SHORT PROBLEM => Each entry below is to be transcribed exactly.
** start MATERIAL PROVIDED **
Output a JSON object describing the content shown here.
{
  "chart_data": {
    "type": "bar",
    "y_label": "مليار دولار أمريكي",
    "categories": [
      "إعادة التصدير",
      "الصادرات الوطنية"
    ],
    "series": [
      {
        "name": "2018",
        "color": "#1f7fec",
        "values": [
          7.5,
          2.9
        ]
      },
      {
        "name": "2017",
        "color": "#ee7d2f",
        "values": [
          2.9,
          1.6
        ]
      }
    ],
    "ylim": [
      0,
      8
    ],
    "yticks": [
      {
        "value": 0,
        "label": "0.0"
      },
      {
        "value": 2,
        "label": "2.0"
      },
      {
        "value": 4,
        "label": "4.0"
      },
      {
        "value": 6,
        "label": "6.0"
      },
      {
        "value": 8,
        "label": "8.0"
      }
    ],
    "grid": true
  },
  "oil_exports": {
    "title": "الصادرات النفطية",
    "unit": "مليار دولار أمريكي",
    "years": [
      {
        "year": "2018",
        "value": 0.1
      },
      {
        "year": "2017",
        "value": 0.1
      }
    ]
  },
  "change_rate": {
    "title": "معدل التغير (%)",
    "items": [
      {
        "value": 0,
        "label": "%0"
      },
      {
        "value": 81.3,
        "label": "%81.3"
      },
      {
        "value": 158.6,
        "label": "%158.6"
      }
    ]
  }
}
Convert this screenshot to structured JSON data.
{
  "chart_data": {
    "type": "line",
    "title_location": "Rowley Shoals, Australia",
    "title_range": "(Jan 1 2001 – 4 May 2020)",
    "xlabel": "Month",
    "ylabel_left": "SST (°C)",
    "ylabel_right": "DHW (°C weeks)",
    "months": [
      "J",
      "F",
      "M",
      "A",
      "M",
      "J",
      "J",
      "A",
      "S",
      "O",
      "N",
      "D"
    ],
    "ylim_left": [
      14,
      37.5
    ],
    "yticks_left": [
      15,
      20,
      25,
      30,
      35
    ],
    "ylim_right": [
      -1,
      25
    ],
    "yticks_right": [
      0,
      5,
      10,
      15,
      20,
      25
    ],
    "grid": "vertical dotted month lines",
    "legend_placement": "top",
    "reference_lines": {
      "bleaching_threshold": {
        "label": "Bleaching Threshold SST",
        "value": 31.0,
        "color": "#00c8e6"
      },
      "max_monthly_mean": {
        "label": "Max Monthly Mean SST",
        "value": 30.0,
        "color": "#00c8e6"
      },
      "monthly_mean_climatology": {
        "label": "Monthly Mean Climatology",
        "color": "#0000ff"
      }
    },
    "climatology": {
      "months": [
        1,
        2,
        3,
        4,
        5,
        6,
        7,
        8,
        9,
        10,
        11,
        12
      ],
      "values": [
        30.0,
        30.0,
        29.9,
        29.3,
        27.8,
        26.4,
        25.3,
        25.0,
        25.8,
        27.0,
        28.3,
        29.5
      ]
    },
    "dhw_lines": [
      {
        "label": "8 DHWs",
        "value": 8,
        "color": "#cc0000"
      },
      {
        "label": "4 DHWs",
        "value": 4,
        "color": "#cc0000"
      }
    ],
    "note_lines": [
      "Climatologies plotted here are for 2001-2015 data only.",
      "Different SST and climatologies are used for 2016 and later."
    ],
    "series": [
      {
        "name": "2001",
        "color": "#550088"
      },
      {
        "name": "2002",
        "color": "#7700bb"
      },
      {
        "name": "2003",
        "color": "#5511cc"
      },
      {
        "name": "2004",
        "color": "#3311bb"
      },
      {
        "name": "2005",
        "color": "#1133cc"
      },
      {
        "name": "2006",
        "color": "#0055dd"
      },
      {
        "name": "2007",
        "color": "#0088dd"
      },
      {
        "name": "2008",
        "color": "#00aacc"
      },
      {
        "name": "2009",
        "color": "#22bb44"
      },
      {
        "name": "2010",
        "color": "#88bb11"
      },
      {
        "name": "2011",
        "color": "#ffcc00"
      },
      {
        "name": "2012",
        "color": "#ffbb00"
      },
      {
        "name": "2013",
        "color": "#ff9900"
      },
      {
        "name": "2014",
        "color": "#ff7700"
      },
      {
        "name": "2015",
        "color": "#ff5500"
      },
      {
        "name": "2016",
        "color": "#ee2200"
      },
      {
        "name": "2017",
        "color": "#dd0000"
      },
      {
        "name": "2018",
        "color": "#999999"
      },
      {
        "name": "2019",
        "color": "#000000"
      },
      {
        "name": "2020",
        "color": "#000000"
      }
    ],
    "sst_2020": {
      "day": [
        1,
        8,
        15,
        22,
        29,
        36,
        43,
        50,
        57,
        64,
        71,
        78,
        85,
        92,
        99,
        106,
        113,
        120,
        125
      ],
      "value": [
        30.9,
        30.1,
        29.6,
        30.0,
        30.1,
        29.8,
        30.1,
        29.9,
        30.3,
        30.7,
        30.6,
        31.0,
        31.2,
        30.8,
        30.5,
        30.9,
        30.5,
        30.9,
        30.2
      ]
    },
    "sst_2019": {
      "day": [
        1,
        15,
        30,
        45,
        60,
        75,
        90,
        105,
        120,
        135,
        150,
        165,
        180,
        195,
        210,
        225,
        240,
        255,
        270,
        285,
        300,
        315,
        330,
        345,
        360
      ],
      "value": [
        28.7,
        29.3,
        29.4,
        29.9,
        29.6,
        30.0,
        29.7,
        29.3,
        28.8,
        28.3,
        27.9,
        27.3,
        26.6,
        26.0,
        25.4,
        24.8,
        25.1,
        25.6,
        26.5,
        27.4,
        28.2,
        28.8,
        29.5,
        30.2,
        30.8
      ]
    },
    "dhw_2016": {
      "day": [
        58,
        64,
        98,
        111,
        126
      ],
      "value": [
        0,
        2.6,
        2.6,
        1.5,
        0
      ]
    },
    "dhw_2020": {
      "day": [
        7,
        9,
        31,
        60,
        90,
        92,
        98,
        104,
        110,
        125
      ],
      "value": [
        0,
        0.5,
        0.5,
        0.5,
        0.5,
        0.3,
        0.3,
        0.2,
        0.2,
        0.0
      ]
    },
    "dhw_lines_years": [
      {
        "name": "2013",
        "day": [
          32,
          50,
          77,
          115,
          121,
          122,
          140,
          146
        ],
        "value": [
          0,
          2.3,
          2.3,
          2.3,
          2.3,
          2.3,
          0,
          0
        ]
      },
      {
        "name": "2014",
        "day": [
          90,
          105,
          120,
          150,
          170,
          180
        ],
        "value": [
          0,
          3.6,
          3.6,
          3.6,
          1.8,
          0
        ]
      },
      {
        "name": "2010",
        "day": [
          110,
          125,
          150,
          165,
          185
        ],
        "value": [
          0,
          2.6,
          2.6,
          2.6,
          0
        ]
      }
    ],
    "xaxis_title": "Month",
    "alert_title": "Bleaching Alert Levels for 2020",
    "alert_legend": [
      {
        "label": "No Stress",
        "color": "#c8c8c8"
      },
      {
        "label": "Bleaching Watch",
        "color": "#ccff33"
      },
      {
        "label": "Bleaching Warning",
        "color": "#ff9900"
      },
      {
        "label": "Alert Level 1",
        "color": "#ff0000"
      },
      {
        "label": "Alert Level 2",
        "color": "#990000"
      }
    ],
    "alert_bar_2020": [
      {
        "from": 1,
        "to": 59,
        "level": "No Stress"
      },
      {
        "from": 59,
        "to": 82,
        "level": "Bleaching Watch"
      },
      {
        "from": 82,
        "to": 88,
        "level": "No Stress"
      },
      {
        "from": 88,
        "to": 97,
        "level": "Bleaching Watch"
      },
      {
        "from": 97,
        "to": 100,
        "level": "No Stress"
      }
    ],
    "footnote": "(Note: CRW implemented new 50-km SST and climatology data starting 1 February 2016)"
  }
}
** end MATERIAL PROVIDED **
EXERCISE SOLUTION =>
Output a JSON object describing the content shown here.
{
  "chart_data": {
    "type": "bar",
    "y_label": "مليار دولار أمريكي",
    "categories": [
      "إعادة التصدير",
      "الصادرات الوطنية"
    ],
    "series": [
      {
        "name": "2018",
        "color": "#1f7fec",
        "values": [
          7.5,
          2.9
        ]
      },
      {
        "name": "2017",
        "color": "#ee7d2f",
        "values": [
          2.9,
          1.6
        ]
      }
    ],
    "ylim": [
      0,
      8
    ],
    "yticks": [
      {
        "value": 0,
        "label": "0.0"
      },
      {
        "value": 2,
        "label": "2.0"
      },
      {
        "value": 4,
        "label": "4.0"
      },
      {
        "value": 6,
        "label": "6.0"
      },
      {
        "value": 8,
        "label": "8.0"
      }
    ],
    "grid": true
  },
  "oil_exports": {
    "title": "الصادرات النفطية",
    "unit": "مليار دولار أمريكي",
    "years": [
      {
        "year": "2018",
        "value": 0.1
      },
      {
        "year": "2017",
        "value": 0.1
      }
    ]
  },
  "change_rate": {
    "title": "معدل التغير (%)",
    "items": [
      {
        "value": 0,
        "label": "%0"
      },
      {
        "value": 81.3,
        "label": "%81.3"
      },
      {
        "value": 158.6,
        "label": "%158.6"
      }
    ]
  }
}
Convert this screenshot to structured JSON data.
{
  "chart_data": {
    "type": "line",
    "title_location": "Rowley Shoals, Australia",
    "title_range": "(Jan 1 2001 – 4 May 2020)",
    "xlabel": "Month",
    "ylabel_left": "SST (°C)",
    "ylabel_right": "DHW (°C weeks)",
    "months": [
      "J",
      "F",
      "M",
      "A",
      "M",
      "J",
      "J",
      "A",
      "S",
      "O",
      "N",
      "D"
    ],
    "ylim_left": [
      14,
      37.5
    ],
    "yticks_left": [
      15,
      20,
      25,
      30,
      35
    ],
    "ylim_right": [
      -1,
      25
    ],
    "yticks_right": [
      0,
      5,
      10,
      15,
      20,
      25
    ],
    "grid": "vertical dotted month lines",
    "legend_placement": "top",
    "reference_lines": {
      "bleaching_threshold": {
        "label": "Bleaching Threshold SST",
        "value": 31.0,
        "color": "#00c8e6"
      },
      "max_monthly_mean": {
        "label": "Max Monthly Mean SST",
        "value": 30.0,
        "color": "#00c8e6"
      },
      "monthly_mean_climatology": {
        "label": "Monthly Mean Climatology",
        "color": "#0000ff"
      }
    },
    "climatology": {
      "months": [
        1,
        2,
        3,
        4,
        5,
        6,
        7,
        8,
        9,
        10,
        11,
        12
      ],
      "values": [
        30.0,
        30.0,
        29.9,
        29.3,
        27.8,
        26.4,
        25.3,
        25.0,
        25.8,
        27.0,
        28.3,
        29.5
      ]
    },
    "dhw_lines": [
      {
        "label": "8 DHWs",
        "value": 8,
        "color": "#cc0000"
      },
      {
        "label": "4 DHWs",
        "value": 4,
        "color": "#cc0000"
      }
    ],
    "note_lines": [
      "Climatologies plotted here are for 2001-2015 data only.",
      "Different SST and climatologies are used for 2016 and later."
    ],
    "series": [
      {
        "name": "2001",
        "color": "#550088"
      },
      {
        "name": "2002",
        "color": "#7700bb"
      },
      {
        "name": "2003",
        "color": "#5511cc"
      },
      {
        "name": "2004",
        "color": "#3311bb"
      },
      {
        "name": "2005",
        "color": "#1133cc"
      },
      {
        "name": "2006",
        "color": "#0055dd"
      },
      {
        "name": "2007",
        "color": "#0088dd"
      },
      {
        "name": "2008",
        "color": "#00aacc"
      },
      {
        "name": "2009",
        "color": "#22bb44"
      },
      {
        "name": "2010",
        "color": "#88bb11"
      },
      {
        "name": "2011",
        "color": "#ffcc00"
      },
      {
        "name": "2012",
        "color": "#ffbb00"
      },
      {
        "name": "2013",
        "color": "#ff9900"
      },
      {
        "name": "2014",
        "color": "#ff7700"
      },
      {
        "name": "2015",
        "color": "#ff5500"
      },
      {
        "name": "2016",
        "color": "#ee2200"
      },
      {
        "name": "2017",
        "color": "#dd0000"
      },
      {
        "name": "2018",
        "color": "#999999"
      },
      {
        "name": "2019",
        "color": "#000000"
      },
      {
        "name": "2020",
        "color": "#000000"
      }
    ],
    "sst_2020": {
      "day": [
        1,
        8,
        15,
        22,
        29,
        36,
        43,
        50,
        57,
        64,
        71,
        78,
        85,
        92,
        99,
        106,
        113,
        120,
        125
      ],
      "value": [
        30.9,
        30.1,
        29.6,
        30.0,
        30.1,
        29.8,
        30.1,
        29.9,
        30.3,
        30.7,
        30.6,
        31.0,
        31.2,
        30.8,
        30.5,
        30.9,
        30.5,
        30.9,
        30.2
      ]
    },
    "sst_2019": {
      "day": [
        1,
        15,
        30,
        45,
        60,
        75,
        90,
        105,
        120,
        135,
        150,
        165,
        180,
        195,
        210,
        225,
        240,
        255,
        270,
        285,
        300,
        315,
        330,
        345,
        360
      ],
      "value": [
        28.7,
        29.3,
        29.4,
        29.9,
        29.6,
        30.0,
        29.7,
        29.3,
        28.8,
        28.3,
        27.9,
        27.3,
        26.6,
        26.0,
        25.4,
        24.8,
        25.1,
        25.6,
        26.5,
        27.4,
        28.2,
        28.8,
        29.5,
        30.2,
        30.8
      ]
    },
    "dhw_2016": {
      "day": [
        58,
        64,
        98,
        111,
        126
      ],
      "value": [
        0,
        2.6,
        2.6,
        1.5,
        0
      ]
    },
    "dhw_2020": {
      "day": [
        7,
        9,
        31,
        60,
        90,
        92,
        98,
        104,
        110,
        125
      ],
      "value": [
        0,
        0.5,
        0.5,
        0.5,
        0.5,
        0.3,
        0.3,
        0.2,
        0.2,
        0.0
      ]
    },
    "dhw_lines_years": [
      {
        "name": "2013",
        "day": [
          32,
          50,
          77,
          115,
          121,
          122,
          140,
          146
        ],
        "value": [
          0,
          2.3,
          2.3,
          2.3,
          2.3,
          2.3,
          0,
          0
        ]
      },
      {
        "name": "2014",
        "day": [
          90,
          105,
          120,
          150,
          170,
          180
        ],
        "value": [
          0,
          3.6,
          3.6,
          3.6,
          1.8,
          0
        ]
      },
      {
        "name": "2010",
        "day": [
          110,
          125,
          150,
          165,
          185
        ],
        "value": [
          0,
          2.6,
          2.6,
          2.6,
          0
        ]
      }
    ],
    "xaxis_title": "Month",
    "alert_title": "Bleaching Alert Levels for 2020",
    "alert_legend": [
      {
        "label": "No Stress",
        "color": "#c8c8c8"
      },
      {
        "label": "Bleaching Watch",
        "color": "#ccff33"
      },
      {
        "label": "Bleaching Warning",
        "color": "#ff9900"
      },
      {
        "label": "Alert Level 1",
        "color": "#ff0000"
      },
      {
        "label": "Alert Level 2",
        "color": "#990000"
      }
    ],
    "alert_bar_2020": [
      {
        "from": 1,
        "to": 59,
        "level": "No Stress"
      },
      {
        "from": 59,
        "to": 82,
        "level": "Bleaching Watch"
      },
      {
        "from": 82,
        "to": 88,
        "level": "No Stress"
      },
      {
        "from": 88,
        "to": 97,
        "level": "Bleaching Watch"
      },
      {
        "from": 97,
        "to": 100,
        "level": "No Stress"
      }
    ],
    "footnote": "(Note: CRW implemented new 50-km SST and climatology data starting 1 February 2016)"
  }
}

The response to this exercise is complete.